### [Task to complete]
From the entries below, copy every line that holds the word "Type".

---

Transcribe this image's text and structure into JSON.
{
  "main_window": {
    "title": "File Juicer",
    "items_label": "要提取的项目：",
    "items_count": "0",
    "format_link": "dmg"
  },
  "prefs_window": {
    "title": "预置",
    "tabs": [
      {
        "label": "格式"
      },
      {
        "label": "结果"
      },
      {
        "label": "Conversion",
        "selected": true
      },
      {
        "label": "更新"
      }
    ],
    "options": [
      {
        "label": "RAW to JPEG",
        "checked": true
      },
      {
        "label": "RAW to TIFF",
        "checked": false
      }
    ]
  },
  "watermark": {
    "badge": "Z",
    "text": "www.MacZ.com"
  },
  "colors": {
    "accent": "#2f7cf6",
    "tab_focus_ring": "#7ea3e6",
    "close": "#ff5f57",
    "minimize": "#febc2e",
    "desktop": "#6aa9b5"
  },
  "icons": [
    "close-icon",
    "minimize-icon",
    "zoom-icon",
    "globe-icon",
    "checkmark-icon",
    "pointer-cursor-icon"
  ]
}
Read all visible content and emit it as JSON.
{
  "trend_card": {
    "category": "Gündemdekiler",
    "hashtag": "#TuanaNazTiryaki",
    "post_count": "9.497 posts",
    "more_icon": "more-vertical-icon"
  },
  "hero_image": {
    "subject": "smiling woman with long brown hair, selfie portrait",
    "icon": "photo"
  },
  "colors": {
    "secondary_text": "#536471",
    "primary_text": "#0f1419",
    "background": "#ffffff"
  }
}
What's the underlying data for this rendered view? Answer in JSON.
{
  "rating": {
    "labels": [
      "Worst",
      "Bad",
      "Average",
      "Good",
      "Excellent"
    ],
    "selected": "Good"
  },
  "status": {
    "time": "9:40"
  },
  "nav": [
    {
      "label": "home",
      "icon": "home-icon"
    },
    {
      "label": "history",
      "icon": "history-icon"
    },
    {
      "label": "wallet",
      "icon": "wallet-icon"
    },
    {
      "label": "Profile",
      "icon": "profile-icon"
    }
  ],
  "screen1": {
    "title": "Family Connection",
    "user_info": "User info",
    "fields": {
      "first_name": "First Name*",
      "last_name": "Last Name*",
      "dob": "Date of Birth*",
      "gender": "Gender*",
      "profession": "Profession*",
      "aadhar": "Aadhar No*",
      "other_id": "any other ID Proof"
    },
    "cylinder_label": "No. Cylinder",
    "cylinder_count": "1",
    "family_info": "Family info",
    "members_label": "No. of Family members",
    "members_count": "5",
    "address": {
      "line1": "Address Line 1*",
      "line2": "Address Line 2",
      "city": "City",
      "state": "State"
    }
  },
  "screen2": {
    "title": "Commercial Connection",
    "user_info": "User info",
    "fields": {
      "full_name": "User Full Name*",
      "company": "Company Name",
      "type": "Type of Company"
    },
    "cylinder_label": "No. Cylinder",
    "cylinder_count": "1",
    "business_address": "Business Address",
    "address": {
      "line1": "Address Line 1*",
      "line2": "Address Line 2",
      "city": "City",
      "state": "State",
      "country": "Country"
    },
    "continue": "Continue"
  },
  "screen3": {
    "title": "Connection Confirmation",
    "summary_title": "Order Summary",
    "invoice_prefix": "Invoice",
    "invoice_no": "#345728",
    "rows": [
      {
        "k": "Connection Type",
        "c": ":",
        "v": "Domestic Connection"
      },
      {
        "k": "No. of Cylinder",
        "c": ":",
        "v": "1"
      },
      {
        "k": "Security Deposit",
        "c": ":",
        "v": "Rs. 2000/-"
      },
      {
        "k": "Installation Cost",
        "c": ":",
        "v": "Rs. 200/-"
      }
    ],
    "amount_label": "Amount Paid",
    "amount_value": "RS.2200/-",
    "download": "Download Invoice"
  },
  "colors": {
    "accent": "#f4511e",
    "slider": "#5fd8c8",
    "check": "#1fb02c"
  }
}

---

### [Final answer]
      "type": "Type of Company"
        "k": "Connection Type",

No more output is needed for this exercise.